= INSTRUCTION =
Which lines below hold the word "data"? Report each one.
* START *
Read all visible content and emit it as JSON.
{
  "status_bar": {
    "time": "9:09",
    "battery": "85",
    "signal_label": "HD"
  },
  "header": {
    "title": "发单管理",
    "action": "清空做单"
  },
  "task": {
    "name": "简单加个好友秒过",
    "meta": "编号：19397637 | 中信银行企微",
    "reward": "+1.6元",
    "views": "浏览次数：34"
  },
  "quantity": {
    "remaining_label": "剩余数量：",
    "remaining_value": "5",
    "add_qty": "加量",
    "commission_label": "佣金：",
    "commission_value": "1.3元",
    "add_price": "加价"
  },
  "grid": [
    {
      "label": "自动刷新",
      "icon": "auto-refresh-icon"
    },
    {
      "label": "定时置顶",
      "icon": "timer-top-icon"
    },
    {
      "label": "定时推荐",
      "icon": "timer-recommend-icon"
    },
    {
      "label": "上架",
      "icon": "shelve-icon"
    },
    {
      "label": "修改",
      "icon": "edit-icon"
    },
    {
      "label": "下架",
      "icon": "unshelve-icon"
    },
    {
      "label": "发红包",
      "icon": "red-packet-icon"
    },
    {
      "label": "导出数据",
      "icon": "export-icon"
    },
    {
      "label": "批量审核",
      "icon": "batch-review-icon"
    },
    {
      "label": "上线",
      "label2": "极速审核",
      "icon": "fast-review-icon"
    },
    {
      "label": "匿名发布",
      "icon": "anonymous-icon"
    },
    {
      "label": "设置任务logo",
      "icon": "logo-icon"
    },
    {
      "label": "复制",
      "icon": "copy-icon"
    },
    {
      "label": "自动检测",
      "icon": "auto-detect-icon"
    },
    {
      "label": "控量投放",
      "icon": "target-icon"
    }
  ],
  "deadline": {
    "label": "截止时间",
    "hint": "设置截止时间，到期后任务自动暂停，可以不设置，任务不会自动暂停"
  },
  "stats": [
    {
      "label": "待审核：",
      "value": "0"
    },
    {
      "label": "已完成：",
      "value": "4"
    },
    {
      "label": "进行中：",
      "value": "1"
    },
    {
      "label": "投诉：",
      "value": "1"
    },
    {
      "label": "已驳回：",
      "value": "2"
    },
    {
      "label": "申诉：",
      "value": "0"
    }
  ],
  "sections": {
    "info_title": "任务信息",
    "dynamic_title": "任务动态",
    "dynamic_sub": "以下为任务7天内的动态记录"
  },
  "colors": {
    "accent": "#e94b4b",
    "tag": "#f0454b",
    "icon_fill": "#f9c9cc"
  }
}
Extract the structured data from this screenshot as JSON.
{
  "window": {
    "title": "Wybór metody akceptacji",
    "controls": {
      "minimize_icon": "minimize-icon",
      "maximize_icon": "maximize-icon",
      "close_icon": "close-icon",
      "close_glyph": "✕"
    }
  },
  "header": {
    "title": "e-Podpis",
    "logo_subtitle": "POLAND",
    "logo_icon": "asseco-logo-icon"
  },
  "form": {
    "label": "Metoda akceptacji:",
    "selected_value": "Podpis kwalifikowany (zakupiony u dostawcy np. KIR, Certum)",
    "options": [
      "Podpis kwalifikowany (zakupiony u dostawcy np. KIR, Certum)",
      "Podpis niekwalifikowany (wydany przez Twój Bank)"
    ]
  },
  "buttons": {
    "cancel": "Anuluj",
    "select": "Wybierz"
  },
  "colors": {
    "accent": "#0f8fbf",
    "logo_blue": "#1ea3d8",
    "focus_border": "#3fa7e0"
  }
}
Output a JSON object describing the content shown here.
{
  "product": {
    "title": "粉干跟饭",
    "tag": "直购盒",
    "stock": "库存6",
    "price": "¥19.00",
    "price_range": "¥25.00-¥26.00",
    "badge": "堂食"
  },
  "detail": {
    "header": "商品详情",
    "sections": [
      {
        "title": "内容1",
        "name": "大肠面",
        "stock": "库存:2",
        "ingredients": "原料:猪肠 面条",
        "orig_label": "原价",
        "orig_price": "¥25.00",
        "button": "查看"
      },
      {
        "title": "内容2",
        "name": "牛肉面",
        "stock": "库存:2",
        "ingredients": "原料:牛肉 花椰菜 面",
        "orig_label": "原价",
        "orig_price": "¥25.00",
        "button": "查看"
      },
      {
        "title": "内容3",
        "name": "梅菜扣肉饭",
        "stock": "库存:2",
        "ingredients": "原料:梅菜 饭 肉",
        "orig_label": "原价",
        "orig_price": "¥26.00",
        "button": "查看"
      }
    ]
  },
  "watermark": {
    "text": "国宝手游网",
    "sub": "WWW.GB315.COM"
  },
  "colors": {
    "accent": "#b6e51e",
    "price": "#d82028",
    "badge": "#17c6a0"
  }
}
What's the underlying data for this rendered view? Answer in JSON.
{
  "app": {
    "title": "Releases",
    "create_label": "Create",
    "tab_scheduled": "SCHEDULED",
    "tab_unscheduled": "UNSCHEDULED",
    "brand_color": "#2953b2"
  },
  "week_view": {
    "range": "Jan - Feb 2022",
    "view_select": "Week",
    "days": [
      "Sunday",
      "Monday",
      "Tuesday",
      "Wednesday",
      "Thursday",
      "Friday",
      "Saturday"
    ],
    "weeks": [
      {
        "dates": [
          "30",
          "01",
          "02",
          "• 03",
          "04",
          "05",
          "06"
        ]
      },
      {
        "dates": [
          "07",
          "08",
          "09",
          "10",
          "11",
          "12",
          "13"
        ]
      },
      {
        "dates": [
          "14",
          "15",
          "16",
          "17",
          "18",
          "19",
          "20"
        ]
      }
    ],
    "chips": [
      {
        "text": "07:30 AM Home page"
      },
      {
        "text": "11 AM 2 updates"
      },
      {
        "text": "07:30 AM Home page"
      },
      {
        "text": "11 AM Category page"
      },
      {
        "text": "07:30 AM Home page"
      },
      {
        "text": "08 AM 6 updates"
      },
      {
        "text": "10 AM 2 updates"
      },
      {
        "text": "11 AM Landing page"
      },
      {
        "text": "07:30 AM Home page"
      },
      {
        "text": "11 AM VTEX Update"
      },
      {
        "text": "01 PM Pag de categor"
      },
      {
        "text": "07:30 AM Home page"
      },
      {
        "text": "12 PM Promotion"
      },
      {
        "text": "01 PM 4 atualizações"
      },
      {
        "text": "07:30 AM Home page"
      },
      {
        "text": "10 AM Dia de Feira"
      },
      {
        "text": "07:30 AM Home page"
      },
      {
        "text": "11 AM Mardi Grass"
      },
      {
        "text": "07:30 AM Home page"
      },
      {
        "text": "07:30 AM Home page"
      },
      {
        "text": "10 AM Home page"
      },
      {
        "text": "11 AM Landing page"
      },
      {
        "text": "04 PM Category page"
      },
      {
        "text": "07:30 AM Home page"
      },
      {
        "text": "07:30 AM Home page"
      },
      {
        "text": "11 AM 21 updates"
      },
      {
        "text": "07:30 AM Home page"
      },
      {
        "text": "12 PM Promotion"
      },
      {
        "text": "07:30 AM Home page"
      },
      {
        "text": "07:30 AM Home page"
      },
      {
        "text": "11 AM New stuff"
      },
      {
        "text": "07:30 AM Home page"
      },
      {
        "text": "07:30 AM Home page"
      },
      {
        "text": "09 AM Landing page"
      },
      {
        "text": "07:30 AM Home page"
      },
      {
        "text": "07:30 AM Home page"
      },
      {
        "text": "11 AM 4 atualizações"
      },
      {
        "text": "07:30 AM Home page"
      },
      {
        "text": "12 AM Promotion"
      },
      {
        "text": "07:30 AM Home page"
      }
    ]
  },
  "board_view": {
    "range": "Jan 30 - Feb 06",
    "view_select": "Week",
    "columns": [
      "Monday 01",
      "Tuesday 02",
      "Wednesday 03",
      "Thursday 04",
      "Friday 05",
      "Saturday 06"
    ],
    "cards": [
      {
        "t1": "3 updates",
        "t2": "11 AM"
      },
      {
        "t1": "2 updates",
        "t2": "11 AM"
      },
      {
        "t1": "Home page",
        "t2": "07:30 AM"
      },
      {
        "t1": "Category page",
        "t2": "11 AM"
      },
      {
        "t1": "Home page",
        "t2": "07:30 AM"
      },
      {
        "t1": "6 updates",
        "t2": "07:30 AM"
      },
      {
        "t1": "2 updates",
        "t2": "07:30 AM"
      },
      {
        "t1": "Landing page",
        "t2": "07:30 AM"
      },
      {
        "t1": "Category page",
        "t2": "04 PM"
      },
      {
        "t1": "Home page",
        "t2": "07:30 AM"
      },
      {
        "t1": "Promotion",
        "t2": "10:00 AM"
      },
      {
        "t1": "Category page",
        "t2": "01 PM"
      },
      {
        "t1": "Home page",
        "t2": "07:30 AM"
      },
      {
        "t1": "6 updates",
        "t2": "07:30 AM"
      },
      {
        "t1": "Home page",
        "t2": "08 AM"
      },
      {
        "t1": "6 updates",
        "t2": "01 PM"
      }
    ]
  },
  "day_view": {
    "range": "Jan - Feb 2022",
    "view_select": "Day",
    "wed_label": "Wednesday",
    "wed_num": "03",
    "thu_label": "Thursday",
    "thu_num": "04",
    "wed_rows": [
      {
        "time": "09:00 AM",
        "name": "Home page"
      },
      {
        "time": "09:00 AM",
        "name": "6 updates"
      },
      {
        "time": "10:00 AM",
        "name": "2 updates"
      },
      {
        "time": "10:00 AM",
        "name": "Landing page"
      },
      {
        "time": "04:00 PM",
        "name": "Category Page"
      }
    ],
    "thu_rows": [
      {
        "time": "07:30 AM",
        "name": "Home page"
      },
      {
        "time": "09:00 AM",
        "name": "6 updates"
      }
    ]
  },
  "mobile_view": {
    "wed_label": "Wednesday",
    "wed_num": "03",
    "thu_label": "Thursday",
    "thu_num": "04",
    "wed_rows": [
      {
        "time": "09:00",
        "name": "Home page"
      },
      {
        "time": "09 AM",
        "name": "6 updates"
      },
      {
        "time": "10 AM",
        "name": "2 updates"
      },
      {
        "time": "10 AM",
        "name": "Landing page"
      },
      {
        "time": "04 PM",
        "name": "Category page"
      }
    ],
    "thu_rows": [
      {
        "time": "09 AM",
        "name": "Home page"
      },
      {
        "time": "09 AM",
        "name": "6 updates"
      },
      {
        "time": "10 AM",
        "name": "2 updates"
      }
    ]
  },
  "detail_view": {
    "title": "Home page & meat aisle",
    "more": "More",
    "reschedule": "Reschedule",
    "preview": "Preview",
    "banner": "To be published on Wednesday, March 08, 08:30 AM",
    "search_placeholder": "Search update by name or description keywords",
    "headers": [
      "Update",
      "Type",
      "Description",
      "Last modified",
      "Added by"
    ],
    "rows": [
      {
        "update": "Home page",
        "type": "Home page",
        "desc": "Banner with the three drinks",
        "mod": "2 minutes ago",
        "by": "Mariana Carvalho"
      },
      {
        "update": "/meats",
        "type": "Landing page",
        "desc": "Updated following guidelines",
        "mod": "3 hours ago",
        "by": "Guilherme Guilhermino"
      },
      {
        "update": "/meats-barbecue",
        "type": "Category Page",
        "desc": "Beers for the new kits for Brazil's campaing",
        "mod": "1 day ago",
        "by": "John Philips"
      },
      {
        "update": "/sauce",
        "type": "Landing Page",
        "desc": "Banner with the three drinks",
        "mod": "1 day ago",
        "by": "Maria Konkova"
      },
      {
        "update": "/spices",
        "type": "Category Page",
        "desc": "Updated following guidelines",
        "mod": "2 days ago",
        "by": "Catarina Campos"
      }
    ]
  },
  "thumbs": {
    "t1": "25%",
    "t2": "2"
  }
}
* END *
= EXERCISE SOLUTION =
Extract the structured data from this screenshot as JSON.
What's the underlying data for this rendered view? Answer in JSON.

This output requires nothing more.